Pick out each line below containing "exploitation".
>> start DATA TO USE
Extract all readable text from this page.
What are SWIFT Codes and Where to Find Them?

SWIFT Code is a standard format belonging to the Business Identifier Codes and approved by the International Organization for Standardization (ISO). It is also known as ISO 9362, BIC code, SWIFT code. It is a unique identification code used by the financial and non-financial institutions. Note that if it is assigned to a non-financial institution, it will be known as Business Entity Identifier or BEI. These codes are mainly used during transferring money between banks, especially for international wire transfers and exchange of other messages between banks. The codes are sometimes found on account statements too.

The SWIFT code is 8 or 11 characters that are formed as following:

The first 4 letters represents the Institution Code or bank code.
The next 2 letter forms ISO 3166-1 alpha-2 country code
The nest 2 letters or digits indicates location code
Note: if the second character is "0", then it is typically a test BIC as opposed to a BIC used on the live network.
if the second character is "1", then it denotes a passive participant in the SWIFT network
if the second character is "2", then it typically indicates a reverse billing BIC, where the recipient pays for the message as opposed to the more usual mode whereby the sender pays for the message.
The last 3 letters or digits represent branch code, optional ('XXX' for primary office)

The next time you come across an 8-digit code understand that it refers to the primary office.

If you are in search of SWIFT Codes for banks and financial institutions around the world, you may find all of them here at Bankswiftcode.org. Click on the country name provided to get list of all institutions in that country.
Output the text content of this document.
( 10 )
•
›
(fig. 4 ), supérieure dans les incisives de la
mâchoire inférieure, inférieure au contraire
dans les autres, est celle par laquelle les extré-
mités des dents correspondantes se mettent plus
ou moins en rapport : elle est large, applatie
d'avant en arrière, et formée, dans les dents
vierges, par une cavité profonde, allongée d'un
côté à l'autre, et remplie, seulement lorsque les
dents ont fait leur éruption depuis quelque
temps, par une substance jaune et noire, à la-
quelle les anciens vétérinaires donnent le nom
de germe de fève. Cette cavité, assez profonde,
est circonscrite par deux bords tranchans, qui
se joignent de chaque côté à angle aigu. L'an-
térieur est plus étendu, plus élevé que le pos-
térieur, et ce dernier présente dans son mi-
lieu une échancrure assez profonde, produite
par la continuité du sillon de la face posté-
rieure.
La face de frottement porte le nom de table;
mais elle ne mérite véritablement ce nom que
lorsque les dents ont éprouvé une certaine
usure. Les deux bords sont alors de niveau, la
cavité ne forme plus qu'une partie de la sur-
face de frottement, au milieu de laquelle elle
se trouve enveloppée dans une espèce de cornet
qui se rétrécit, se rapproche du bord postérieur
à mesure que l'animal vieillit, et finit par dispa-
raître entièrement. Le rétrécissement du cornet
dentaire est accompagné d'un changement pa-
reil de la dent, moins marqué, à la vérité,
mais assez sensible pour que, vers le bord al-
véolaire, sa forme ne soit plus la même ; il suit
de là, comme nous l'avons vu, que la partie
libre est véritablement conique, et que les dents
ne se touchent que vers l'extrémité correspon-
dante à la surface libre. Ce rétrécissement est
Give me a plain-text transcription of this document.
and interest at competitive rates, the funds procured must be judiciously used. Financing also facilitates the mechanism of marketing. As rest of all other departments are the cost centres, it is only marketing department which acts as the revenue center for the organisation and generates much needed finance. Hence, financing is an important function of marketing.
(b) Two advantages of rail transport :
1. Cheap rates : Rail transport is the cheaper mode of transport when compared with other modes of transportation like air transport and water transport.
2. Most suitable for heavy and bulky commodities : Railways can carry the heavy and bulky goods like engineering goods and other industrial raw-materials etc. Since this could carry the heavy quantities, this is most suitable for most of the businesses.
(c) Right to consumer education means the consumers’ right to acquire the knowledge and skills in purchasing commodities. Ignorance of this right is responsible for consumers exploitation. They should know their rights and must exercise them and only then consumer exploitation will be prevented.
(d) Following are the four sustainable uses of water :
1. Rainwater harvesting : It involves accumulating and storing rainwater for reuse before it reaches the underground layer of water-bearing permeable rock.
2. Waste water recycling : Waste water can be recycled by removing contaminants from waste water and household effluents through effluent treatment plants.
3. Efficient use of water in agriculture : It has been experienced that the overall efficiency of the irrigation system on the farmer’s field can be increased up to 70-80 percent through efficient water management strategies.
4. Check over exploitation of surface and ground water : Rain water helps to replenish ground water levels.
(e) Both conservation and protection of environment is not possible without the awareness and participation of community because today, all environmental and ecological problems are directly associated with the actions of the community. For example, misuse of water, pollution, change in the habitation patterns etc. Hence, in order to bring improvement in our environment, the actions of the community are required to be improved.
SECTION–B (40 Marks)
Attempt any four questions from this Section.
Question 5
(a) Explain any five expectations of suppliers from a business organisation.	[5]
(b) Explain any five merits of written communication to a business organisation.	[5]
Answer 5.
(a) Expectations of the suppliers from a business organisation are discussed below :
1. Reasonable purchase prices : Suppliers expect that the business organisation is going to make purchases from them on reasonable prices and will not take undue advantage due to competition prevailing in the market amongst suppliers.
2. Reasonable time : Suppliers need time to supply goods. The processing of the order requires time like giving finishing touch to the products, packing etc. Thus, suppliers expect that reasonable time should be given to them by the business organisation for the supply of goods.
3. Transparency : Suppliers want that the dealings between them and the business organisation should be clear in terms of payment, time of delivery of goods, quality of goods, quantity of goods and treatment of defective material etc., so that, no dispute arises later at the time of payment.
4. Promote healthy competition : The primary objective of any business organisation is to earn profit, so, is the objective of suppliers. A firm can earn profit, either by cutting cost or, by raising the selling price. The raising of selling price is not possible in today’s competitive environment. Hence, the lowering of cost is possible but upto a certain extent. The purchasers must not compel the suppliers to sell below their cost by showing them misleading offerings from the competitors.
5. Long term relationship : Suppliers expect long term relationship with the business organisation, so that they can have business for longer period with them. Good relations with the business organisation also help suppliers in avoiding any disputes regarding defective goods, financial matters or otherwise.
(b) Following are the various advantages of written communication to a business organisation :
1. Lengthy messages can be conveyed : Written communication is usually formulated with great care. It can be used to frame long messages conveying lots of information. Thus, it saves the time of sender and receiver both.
>> end DATA TO USE
### ANSWER TO THIS PROBLEM:
(c) Right to consumer education means the consumers’ right to acquire the knowledge and skills in purchasing commodities. Ignorance of this right is responsible for consumers exploitation. They should know their rights and must exercise them and only then consumer exploitation will be prevented.
4. Check over exploitation of surface and ground water : Rain water helps to replenish ground water levels.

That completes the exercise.